[START]

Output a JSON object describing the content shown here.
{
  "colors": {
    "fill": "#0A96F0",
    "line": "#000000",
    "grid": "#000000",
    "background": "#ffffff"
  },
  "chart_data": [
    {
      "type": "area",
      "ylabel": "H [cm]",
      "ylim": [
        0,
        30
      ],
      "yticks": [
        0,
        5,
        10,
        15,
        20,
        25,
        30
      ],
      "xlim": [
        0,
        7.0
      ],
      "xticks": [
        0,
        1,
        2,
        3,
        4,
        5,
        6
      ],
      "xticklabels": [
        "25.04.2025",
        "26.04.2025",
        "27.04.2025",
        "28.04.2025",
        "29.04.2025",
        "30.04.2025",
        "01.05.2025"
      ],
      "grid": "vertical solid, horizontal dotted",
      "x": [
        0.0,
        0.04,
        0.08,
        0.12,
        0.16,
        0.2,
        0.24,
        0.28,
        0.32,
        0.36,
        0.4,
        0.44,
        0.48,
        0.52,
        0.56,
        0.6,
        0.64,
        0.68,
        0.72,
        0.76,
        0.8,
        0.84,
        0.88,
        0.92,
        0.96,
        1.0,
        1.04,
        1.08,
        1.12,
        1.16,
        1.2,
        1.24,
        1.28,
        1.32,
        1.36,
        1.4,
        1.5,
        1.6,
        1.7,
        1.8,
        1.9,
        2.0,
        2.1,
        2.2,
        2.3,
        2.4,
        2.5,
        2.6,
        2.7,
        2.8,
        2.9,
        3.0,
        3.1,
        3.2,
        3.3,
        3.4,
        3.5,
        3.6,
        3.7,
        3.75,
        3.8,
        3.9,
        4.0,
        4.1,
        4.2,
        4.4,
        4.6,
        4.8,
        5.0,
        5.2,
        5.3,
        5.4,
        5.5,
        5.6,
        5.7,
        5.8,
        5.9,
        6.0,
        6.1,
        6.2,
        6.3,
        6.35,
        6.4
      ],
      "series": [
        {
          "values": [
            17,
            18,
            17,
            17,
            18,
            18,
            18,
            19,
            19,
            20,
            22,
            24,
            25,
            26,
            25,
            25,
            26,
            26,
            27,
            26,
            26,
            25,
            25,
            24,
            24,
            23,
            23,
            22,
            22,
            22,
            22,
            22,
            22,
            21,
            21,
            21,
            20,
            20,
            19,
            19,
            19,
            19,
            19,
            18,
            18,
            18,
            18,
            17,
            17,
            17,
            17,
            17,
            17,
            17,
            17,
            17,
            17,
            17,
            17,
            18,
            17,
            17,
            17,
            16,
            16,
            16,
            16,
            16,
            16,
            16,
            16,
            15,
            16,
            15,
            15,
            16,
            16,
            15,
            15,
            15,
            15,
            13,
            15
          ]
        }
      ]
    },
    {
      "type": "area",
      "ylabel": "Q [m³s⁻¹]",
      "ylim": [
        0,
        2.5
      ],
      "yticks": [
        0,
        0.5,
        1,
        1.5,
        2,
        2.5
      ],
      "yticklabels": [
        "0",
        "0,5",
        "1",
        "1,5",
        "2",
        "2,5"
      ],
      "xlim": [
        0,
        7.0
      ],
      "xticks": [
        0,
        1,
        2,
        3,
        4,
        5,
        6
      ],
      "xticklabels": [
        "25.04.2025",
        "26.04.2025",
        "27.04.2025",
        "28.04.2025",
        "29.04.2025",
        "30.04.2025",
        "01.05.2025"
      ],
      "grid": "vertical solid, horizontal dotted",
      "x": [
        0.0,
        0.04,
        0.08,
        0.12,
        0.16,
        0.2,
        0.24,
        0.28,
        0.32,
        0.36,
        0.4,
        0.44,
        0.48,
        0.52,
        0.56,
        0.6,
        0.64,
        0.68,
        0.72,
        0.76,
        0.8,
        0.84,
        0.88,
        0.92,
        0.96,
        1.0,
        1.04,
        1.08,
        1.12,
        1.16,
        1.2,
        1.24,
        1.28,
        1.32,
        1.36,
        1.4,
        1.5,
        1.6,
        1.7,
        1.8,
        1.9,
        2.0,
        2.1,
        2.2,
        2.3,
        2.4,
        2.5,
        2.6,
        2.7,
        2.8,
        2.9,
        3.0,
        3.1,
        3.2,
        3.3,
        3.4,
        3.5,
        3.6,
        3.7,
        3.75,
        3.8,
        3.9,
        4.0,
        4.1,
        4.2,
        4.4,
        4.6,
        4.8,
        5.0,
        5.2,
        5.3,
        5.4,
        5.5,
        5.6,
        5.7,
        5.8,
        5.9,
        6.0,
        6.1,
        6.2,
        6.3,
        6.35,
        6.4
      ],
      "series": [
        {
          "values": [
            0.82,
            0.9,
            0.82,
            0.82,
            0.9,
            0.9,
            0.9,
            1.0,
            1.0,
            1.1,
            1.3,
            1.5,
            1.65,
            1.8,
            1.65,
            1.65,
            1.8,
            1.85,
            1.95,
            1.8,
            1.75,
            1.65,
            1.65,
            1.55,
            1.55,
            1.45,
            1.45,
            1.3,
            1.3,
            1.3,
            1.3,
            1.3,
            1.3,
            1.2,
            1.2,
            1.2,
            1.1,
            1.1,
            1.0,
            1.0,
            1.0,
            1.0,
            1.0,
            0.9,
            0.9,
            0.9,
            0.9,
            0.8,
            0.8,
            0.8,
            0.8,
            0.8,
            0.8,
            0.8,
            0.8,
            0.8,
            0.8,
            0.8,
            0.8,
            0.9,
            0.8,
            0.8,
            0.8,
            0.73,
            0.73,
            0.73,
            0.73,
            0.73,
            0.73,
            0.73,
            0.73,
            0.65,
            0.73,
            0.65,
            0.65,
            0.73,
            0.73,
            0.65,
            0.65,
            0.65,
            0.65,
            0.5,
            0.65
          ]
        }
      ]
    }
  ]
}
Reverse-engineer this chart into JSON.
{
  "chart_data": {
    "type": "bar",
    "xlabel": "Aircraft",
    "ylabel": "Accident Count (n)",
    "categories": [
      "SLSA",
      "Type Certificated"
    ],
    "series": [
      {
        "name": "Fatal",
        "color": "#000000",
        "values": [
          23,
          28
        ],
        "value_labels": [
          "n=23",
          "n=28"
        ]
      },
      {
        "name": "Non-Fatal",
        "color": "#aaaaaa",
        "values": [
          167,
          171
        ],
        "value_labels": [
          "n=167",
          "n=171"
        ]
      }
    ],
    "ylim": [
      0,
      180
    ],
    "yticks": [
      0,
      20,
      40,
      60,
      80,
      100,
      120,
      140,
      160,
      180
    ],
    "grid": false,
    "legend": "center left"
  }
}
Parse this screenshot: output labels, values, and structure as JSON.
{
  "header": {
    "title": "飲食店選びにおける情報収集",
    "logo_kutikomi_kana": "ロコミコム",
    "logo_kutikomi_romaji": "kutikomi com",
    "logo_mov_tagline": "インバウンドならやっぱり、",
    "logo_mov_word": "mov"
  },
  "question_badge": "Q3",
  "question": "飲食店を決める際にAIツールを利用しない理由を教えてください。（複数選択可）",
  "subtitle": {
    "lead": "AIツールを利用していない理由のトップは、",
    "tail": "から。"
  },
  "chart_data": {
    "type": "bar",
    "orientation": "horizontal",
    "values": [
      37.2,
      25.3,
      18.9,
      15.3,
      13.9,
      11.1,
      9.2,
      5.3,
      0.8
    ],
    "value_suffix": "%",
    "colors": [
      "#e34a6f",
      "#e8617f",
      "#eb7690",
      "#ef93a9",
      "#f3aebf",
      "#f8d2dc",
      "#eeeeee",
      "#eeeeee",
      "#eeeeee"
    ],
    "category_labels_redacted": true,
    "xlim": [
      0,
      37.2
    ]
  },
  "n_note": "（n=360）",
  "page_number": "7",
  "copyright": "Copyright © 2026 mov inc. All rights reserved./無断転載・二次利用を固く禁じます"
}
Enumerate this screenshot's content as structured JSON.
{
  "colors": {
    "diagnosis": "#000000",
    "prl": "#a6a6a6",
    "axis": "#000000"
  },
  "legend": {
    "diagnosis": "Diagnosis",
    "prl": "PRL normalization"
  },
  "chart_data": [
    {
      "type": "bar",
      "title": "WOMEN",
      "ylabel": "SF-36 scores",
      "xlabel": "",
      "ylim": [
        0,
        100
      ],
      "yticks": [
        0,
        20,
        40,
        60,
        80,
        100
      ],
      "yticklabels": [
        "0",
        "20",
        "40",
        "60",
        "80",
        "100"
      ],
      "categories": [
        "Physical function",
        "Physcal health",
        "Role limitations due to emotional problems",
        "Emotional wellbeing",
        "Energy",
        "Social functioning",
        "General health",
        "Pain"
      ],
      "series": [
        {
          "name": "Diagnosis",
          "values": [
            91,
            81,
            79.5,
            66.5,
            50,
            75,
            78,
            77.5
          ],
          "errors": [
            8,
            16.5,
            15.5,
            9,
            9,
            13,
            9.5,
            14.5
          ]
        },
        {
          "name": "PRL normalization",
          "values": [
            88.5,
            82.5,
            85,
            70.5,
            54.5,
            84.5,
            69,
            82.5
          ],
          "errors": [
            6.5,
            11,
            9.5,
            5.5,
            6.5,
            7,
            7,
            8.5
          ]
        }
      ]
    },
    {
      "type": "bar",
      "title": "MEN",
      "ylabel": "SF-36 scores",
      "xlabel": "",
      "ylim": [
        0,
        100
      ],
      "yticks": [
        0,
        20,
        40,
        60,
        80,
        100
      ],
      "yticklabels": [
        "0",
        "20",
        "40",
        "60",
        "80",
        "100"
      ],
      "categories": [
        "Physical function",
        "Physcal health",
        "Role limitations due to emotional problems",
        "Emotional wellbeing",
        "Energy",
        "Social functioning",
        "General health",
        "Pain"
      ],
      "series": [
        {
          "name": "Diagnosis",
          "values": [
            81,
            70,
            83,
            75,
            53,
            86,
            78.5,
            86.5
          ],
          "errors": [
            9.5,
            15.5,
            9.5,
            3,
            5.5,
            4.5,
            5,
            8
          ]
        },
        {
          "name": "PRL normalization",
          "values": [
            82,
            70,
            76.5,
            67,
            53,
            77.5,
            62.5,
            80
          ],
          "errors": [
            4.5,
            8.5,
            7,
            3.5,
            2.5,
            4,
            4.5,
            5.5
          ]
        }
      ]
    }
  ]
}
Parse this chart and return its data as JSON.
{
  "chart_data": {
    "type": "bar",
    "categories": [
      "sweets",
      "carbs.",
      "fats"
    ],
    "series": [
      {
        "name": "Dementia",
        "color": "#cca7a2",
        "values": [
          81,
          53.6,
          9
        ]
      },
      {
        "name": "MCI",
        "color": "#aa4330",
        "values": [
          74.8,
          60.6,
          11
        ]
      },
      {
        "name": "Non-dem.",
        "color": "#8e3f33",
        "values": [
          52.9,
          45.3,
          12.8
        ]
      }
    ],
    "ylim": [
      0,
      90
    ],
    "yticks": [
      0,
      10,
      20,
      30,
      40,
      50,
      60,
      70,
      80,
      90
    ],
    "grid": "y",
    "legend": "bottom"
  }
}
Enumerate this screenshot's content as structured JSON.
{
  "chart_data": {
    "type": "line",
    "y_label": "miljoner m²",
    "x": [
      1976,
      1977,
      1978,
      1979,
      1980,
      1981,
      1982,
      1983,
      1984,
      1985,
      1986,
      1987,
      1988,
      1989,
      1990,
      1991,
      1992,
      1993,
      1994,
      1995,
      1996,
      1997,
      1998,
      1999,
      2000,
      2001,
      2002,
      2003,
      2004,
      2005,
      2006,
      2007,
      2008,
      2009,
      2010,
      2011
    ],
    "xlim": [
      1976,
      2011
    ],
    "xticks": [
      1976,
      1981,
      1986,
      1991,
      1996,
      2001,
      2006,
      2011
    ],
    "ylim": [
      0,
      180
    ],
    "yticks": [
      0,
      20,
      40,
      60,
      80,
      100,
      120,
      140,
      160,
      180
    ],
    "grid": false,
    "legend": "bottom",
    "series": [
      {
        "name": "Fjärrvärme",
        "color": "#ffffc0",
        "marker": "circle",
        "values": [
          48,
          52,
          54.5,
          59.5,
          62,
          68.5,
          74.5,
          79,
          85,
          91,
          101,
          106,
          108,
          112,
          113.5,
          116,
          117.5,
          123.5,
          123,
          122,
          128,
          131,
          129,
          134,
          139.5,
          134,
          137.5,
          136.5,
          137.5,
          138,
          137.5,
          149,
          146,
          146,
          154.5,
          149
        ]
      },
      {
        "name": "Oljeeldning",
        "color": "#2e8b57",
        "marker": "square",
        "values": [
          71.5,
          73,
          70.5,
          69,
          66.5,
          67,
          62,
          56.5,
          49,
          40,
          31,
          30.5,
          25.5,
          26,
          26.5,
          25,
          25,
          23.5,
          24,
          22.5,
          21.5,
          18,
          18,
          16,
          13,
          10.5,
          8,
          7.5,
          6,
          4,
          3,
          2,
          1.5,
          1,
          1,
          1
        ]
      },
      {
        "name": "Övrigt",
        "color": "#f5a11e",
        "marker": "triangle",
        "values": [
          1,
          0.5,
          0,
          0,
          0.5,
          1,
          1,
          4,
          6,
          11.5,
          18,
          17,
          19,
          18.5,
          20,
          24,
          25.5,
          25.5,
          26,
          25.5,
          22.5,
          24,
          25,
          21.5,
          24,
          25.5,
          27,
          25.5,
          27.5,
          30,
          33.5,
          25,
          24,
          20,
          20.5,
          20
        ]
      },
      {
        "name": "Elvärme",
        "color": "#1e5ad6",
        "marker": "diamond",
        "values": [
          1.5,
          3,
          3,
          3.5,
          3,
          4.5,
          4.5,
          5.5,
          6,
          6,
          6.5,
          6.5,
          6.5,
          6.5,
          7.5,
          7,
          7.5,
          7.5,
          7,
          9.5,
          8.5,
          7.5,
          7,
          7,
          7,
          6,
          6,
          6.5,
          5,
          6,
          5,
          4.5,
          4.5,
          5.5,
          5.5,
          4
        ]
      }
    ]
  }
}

[END]

> _WRITTEN TASK_
Find the lines with the string "legend" and reproduce them.

> _EXERCISE ANSWER_
    "legend": "center left"
  "legend": {
    "legend": "bottom"
    "legend": "bottom",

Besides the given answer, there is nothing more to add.